─── Data section ───

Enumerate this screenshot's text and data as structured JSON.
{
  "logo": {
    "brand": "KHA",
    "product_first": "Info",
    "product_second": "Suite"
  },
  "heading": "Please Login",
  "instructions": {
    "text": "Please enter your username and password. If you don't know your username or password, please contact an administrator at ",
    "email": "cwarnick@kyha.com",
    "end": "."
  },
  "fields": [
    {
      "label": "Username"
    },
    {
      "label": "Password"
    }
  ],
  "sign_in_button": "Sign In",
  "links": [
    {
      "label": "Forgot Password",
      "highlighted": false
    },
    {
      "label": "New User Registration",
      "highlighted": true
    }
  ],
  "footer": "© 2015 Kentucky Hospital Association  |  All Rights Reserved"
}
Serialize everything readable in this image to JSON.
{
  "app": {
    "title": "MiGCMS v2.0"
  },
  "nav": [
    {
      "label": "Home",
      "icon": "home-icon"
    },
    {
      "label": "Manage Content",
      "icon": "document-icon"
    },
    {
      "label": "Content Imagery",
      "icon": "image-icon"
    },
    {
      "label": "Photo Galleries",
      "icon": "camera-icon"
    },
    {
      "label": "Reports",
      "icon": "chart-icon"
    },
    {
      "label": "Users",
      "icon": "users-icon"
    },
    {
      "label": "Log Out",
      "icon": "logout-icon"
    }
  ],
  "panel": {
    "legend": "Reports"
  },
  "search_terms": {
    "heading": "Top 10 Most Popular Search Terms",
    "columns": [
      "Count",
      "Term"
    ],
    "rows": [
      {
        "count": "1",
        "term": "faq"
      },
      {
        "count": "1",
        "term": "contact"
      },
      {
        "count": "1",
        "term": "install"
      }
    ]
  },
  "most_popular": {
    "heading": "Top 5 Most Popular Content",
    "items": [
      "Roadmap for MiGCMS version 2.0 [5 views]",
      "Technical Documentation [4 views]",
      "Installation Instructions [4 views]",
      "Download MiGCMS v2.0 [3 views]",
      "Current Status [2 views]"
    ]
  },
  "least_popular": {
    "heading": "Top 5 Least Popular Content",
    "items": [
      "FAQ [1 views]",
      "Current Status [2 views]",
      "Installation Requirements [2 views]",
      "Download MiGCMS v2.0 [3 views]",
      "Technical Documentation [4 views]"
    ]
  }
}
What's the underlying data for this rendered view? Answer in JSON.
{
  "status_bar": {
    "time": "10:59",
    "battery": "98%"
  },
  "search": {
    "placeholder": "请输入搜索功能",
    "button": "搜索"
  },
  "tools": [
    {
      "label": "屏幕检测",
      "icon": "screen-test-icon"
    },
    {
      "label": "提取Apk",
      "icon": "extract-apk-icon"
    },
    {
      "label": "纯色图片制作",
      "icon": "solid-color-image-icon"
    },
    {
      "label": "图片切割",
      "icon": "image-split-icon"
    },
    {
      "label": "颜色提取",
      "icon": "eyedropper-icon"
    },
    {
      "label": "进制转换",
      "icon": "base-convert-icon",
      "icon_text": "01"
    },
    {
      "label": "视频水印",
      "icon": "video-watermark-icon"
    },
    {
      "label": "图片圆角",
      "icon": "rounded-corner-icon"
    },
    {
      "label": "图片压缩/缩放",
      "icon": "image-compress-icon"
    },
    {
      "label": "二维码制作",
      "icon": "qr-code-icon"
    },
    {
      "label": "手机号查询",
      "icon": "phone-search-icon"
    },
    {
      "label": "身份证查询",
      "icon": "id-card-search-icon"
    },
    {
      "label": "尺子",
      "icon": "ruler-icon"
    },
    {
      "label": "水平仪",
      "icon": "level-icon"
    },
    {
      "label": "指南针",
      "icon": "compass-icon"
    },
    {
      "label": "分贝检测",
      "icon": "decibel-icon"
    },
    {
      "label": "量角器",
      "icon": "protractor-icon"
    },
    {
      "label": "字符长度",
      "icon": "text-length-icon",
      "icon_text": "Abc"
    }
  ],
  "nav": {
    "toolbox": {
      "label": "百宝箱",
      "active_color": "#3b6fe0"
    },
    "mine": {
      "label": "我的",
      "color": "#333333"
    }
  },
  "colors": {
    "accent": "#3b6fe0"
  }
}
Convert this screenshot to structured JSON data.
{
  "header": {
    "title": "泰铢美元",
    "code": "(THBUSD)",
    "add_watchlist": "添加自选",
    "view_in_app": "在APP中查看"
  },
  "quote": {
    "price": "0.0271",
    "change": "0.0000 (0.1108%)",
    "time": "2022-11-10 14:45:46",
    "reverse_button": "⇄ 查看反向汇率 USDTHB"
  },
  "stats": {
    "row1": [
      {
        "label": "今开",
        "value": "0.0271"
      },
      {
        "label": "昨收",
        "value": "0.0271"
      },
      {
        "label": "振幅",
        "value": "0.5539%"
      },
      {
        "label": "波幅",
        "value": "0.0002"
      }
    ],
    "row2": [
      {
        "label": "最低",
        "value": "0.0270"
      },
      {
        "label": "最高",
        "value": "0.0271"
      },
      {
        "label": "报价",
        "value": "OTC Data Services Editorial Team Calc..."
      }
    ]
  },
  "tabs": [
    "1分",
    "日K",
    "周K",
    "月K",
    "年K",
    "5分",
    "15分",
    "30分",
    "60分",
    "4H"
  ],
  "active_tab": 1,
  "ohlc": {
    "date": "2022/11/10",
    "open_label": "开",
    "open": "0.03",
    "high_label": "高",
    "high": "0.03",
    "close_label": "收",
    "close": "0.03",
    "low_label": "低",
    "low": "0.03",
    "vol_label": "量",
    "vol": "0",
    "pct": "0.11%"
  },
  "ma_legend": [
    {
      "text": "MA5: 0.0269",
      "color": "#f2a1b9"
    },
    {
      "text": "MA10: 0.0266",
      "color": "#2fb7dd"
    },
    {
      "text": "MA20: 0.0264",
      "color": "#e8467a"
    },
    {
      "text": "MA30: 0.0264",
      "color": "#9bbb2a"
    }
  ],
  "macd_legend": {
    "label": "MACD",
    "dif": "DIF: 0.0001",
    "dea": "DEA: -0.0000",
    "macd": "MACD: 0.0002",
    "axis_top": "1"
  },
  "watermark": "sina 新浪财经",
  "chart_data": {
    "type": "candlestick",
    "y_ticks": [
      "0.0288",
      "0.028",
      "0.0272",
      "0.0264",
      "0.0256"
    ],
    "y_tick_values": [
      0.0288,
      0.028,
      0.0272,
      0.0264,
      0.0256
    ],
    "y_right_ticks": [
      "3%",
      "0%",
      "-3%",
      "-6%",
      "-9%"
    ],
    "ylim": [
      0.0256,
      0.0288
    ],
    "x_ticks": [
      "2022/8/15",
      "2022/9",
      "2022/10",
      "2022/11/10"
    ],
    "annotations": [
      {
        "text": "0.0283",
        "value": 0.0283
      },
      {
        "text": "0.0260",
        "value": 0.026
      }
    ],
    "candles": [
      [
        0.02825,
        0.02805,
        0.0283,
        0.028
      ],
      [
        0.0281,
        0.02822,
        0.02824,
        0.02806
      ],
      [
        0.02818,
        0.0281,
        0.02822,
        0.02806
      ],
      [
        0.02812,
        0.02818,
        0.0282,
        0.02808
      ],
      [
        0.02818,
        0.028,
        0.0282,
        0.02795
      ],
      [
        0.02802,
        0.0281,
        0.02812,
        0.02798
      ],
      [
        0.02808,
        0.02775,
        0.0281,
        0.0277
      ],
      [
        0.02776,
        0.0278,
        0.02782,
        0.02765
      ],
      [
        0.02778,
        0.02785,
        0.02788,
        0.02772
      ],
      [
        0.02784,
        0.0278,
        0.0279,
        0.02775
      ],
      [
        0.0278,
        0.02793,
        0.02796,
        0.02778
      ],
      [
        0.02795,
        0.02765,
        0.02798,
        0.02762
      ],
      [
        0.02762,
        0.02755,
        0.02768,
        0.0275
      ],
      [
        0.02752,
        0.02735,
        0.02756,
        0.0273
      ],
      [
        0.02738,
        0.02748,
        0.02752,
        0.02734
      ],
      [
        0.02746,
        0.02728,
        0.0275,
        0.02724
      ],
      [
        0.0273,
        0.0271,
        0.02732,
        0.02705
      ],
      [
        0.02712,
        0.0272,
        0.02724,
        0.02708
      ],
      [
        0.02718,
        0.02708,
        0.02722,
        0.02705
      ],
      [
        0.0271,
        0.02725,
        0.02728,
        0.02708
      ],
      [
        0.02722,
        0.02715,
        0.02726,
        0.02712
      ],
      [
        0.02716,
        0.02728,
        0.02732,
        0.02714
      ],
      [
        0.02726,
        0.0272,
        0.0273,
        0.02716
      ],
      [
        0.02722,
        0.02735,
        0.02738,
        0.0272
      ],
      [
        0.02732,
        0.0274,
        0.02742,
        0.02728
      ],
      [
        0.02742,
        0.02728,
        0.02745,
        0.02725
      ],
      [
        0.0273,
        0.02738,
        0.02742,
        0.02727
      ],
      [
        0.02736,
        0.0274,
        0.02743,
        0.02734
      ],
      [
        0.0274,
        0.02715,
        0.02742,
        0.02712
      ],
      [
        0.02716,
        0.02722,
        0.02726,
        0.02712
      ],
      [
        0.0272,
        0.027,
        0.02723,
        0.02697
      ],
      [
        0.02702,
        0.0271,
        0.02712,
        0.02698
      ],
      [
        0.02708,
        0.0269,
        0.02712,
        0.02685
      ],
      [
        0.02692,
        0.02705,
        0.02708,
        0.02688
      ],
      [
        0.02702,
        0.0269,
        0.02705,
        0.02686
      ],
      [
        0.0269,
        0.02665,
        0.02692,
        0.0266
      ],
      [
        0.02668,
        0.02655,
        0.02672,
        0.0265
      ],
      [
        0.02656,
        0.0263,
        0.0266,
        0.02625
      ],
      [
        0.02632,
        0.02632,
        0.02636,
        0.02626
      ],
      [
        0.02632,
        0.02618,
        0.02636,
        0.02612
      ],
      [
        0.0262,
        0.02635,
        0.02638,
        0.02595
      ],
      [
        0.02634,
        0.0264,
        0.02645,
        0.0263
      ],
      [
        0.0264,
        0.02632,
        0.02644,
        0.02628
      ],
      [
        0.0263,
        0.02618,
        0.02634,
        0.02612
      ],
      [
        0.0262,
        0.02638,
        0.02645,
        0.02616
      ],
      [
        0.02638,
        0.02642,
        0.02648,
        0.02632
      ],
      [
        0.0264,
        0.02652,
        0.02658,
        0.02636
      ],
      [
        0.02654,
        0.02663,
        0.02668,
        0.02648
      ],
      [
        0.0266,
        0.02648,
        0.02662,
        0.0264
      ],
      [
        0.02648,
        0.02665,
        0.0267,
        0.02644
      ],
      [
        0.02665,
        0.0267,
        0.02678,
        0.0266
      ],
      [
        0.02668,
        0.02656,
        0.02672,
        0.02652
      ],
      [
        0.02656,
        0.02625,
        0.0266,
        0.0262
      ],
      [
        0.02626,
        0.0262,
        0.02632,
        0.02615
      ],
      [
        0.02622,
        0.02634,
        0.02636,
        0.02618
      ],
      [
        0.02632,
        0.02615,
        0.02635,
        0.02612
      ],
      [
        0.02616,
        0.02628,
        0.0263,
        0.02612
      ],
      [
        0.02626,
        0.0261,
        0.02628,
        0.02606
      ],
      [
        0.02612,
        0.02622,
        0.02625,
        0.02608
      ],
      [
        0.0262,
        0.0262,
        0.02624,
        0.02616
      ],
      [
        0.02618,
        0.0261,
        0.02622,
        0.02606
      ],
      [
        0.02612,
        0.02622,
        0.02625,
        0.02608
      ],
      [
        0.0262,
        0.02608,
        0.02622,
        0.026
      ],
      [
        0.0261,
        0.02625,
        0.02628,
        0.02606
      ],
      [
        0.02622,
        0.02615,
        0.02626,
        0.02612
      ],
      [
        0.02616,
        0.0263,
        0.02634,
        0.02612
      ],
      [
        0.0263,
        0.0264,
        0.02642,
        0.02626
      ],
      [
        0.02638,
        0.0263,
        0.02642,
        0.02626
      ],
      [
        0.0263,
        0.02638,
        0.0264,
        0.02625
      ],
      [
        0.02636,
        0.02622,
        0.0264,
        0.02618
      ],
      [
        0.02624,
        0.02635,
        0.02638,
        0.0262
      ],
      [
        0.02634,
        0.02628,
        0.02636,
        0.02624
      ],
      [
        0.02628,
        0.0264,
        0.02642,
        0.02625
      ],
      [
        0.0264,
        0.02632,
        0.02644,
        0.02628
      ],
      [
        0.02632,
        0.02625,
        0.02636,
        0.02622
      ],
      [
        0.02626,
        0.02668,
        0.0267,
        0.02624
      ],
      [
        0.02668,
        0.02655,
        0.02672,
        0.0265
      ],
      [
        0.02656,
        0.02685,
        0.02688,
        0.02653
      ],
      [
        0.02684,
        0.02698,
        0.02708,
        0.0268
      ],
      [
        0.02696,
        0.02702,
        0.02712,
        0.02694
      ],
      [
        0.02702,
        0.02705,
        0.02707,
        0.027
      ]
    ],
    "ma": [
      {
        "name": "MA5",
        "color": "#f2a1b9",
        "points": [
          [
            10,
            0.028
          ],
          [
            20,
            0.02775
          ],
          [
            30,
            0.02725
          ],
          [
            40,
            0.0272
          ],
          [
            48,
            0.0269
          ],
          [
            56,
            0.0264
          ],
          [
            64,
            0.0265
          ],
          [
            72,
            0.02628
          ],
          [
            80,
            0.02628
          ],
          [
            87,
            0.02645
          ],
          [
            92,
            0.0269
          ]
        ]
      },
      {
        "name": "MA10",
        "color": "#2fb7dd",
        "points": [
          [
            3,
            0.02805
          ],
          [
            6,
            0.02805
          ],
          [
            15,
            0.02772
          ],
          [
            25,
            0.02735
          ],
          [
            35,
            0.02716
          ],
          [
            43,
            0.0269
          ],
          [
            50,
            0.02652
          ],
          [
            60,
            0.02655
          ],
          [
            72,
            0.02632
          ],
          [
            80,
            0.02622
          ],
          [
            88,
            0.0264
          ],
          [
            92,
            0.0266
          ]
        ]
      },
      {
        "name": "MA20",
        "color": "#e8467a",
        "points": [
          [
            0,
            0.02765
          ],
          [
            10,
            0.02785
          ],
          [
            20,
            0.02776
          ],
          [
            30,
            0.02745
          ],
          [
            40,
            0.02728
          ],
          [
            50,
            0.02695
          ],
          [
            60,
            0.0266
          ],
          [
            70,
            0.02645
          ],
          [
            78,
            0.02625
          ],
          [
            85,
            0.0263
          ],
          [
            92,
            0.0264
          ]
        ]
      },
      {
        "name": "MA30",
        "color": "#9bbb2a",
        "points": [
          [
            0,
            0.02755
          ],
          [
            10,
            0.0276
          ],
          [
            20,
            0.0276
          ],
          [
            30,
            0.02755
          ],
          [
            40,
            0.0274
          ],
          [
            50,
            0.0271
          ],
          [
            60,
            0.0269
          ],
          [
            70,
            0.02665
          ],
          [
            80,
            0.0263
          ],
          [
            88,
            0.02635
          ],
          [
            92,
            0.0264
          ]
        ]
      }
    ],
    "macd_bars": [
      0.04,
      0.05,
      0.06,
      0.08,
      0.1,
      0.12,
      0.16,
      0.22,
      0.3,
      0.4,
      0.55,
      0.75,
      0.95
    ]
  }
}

───

What you are asked to do: Determine how many lines include the word "structured" and report that number by itself.

Exercise answer: 2